→ Work to be completed: For every line below, output the text exactly and leave out images.

→ Supplied entries:
=== Begin Enclosure ===

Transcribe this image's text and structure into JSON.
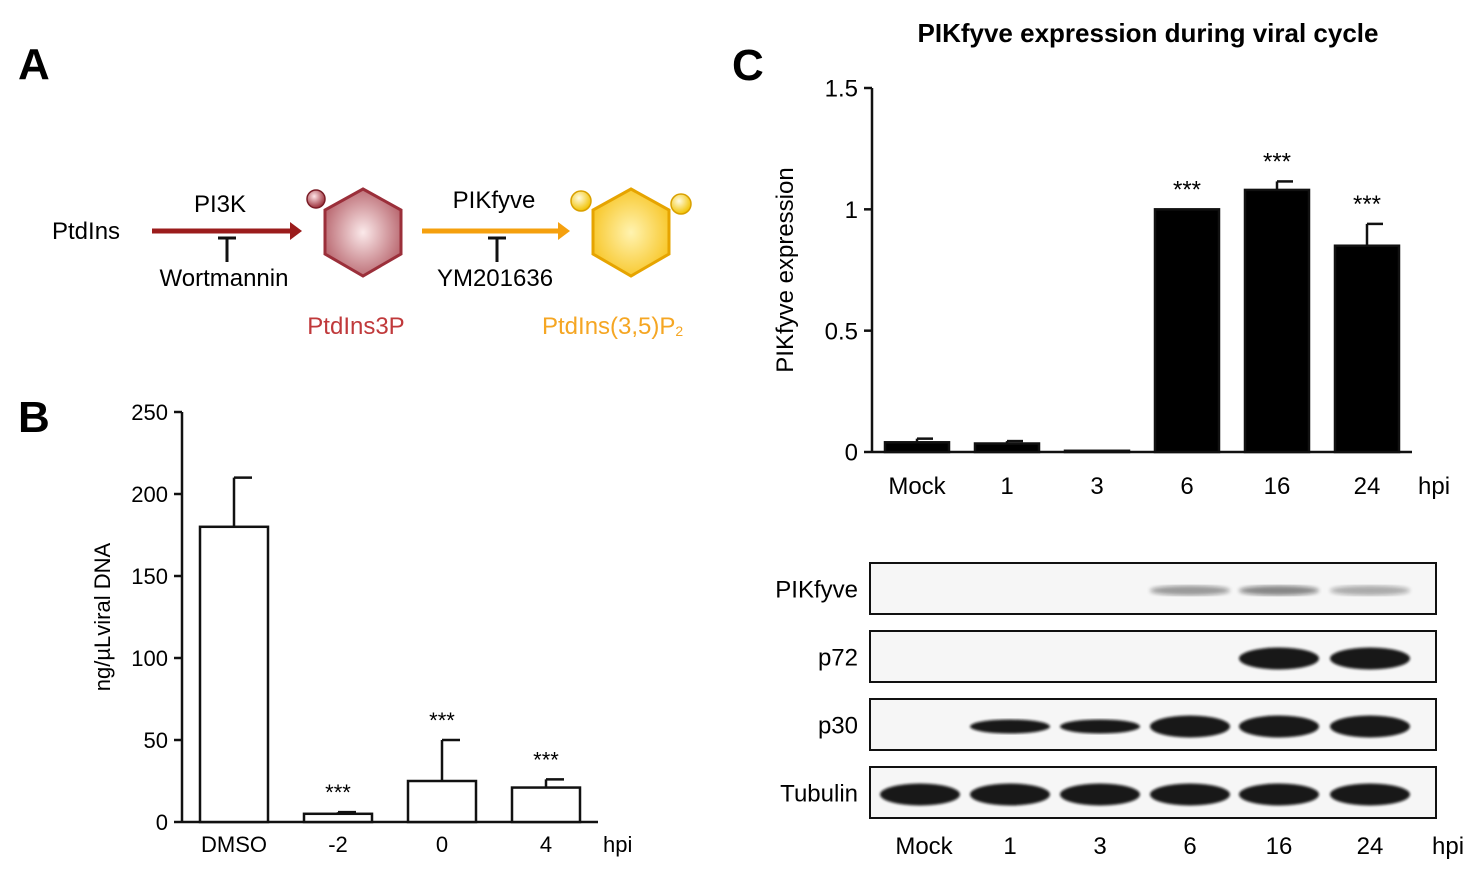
{
  "panel_labels": {
    "a": "A",
    "b": "B",
    "c": "C"
  },
  "pathway": {
    "substrate": "PtdIns",
    "enzyme1": "PI3K",
    "inhibitor1": "Wortmannin",
    "product1": "PtdIns3P",
    "enzyme2": "PIKfyve",
    "inhibitor2": "YM201636",
    "product2_main": "PtdIns(3,5)P",
    "product2_sub": "2",
    "colors": {
      "step1": "#9b1c1c",
      "step2": "#f5a00e",
      "product1_text": "#c0393b",
      "product2_text": "#f5a623",
      "hex1": "#a83a45",
      "hex2": "#f7c21b"
    }
  },
  "chart_data": [
    {
      "id": "B",
      "type": "bar",
      "title": "",
      "categories": [
        "DMSO",
        "-2",
        "0",
        "4"
      ],
      "values": [
        180,
        5,
        25,
        21
      ],
      "errors": [
        30,
        1,
        25,
        5
      ],
      "significance": [
        "",
        "***",
        "***",
        "***"
      ],
      "xlabel": "hpi",
      "ylabel": "ng/µLviral DNA",
      "ylim": [
        0,
        250
      ],
      "yticks": [
        "0",
        "50",
        "100",
        "150",
        "200",
        "250"
      ],
      "bar_fill": "#ffffff"
    },
    {
      "id": "C",
      "type": "bar",
      "title": "PIKfyve expression during viral cycle",
      "categories": [
        "Mock",
        "1",
        "3",
        "6",
        "16",
        "24"
      ],
      "values": [
        0.04,
        0.035,
        0.005,
        1.0,
        1.08,
        0.85
      ],
      "errors": [
        0.015,
        0.01,
        0.0,
        0.0,
        0.035,
        0.09
      ],
      "significance": [
        "",
        "",
        "",
        "***",
        "***",
        "***"
      ],
      "xlabel": "hpi",
      "ylabel": "PIKfyve expression",
      "ylim": [
        0,
        1.5
      ],
      "yticks": [
        "0",
        "0.5",
        "1",
        "1.5"
      ],
      "bar_fill": "#000000"
    }
  ],
  "blot": {
    "rows": [
      "PIKfyve",
      "p72",
      "p30",
      "Tubulin"
    ],
    "lanes": [
      "Mock",
      "1",
      "3",
      "6",
      "16",
      "24"
    ],
    "xlabel": "hpi",
    "intensities": [
      [
        0,
        0,
        0,
        0.25,
        0.3,
        0.2
      ],
      [
        0,
        0,
        0,
        0,
        1,
        1
      ],
      [
        0,
        0.75,
        0.8,
        1,
        1,
        1
      ],
      [
        1,
        1,
        1,
        1,
        1,
        1
      ]
    ]
  }
}
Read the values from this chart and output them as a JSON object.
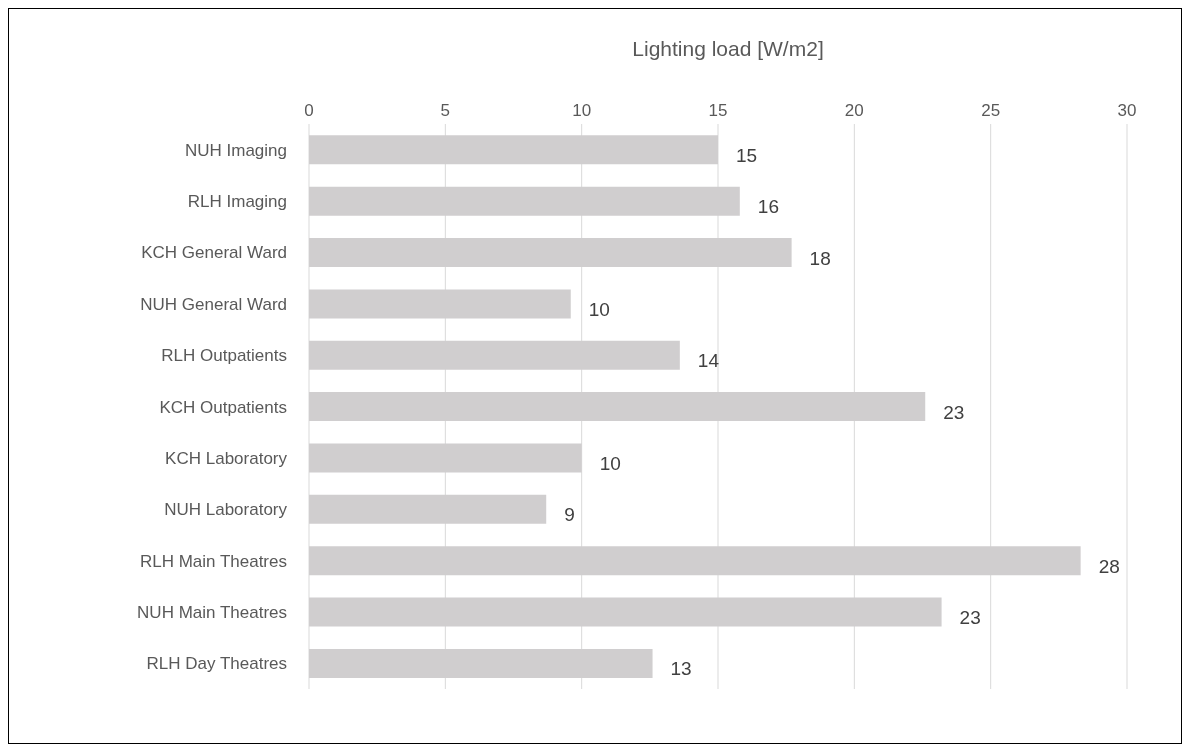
{
  "chart_data": {
    "type": "bar",
    "orientation": "horizontal",
    "xlabel": "Lighting load [W/m2]",
    "categories": [
      "NUH Imaging",
      "RLH Imaging",
      "KCH General Ward",
      "NUH General Ward",
      "RLH Outpatients",
      "KCH Outpatients",
      "KCH Laboratory",
      "NUH Laboratory",
      "RLH Main Theatres",
      "NUH Main Theatres",
      "RLH Day Theatres"
    ],
    "values": [
      15.0,
      15.8,
      17.7,
      9.6,
      13.6,
      22.6,
      10.0,
      8.7,
      28.3,
      23.2,
      12.6
    ],
    "value_labels": [
      "15",
      "16",
      "18",
      "10",
      "14",
      "23",
      "10",
      "9",
      "28",
      "23",
      "13"
    ],
    "color": "#d0cecf",
    "xlim": [
      0,
      30
    ],
    "xticks": [
      0,
      5,
      10,
      15,
      20,
      25,
      30
    ],
    "grid": "x",
    "legend": false
  }
}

=== End Enclosure ===

→ Solution for this exercise:
Transcribe this image's text and structure into JSON.
{
  "panel_labels": {
    "a": "A",
    "b": "B",
    "c": "C"
  },
  "pathway": {
    "substrate": "PtdIns",
    "enzyme1": "PI3K",
    "inhibitor1": "Wortmannin",
    "product1": "PtdIns3P",
    "enzyme2": "PIKfyve",
    "inhibitor2": "YM201636",
    "product2_main": "PtdIns(3,5)P",
    "product2_sub": "2",
    "colors": {
      "step1": "#9b1c1c",
      "step2": "#f5a00e",
      "product1_text": "#c0393b",
      "product2_text": "#f5a623",
      "hex1": "#a83a45",
      "hex2": "#f7c21b"
    }
  },
  "chart_data": [
    {
      "id": "B",
      "type": "bar",
      "title": "",
      "categories": [
        "DMSO",
        "-2",
        "0",
        "4"
      ],
      "values": [
        180,
        5,
        25,
        21
      ],
      "errors": [
        30,
        1,
        25,
        5
      ],
      "significance": [
        "",
        "***",
        "***",
        "***"
      ],
      "xlabel": "hpi",
      "ylabel": "ng/µLviral DNA",
      "ylim": [
        0,
        250
      ],
      "yticks": [
        "0",
        "50",
        "100",
        "150",
        "200",
        "250"
      ],
      "bar_fill": "#ffffff"
    },
    {
      "id": "C",
      "type": "bar",
      "title": "PIKfyve expression during viral cycle",
      "categories": [
        "Mock",
        "1",
        "3",
        "6",
        "16",
        "24"
      ],
      "values": [
        0.04,
        0.035,
        0.005,
        1.0,
        1.08,
        0.85
      ],
      "errors": [
        0.015,
        0.01,
        0.0,
        0.0,
        0.035,
        0.09
      ],
      "significance": [
        "",
        "",
        "",
        "***",
        "***",
        "***"
      ],
      "xlabel": "hpi",
      "ylabel": "PIKfyve expression",
      "ylim": [
        0,
        1.5
      ],
      "yticks": [
        "0",
        "0.5",
        "1",
        "1.5"
      ],
      "bar_fill": "#000000"
    }
  ],
  "blot": {
    "rows": [
      "PIKfyve",
      "p72",
      "p30",
      "Tubulin"
    ],
    "lanes": [
      "Mock",
      "1",
      "3",
      "6",
      "16",
      "24"
    ],
    "xlabel": "hpi",
    "intensities": [
      [
        0,
        0,
        0,
        0.25,
        0.3,
        0.2
      ],
      [
        0,
        0,
        0,
        0,
        1,
        1
      ],
      [
        0,
        0.75,
        0.8,
        1,
        1,
        1
      ],
      [
        1,
        1,
        1,
        1,
        1,
        1
      ]
    ]
  }
}
Read the values from this chart and output them as a JSON object.
{
  "chart_data": {
    "type": "bar",
    "orientation": "horizontal",
    "xlabel": "Lighting load [W/m2]",
    "categories": [
      "NUH Imaging",
      "RLH Imaging",
      "KCH General Ward",
      "NUH General Ward",
      "RLH Outpatients",
      "KCH Outpatients",
      "KCH Laboratory",
      "NUH Laboratory",
      "RLH Main Theatres",
      "NUH Main Theatres",
      "RLH Day Theatres"
    ],
    "values": [
      15.0,
      15.8,
      17.7,
      9.6,
      13.6,
      22.6,
      10.0,
      8.7,
      28.3,
      23.2,
      12.6
    ],
    "value_labels": [
      "15",
      "16",
      "18",
      "10",
      "14",
      "23",
      "10",
      "9",
      "28",
      "23",
      "13"
    ],
    "color": "#d0cecf",
    "xlim": [
      0,
      30
    ],
    "xticks": [
      0,
      5,
      10,
      15,
      20,
      25,
      30
    ],
    "grid": "x",
    "legend": false
  }
}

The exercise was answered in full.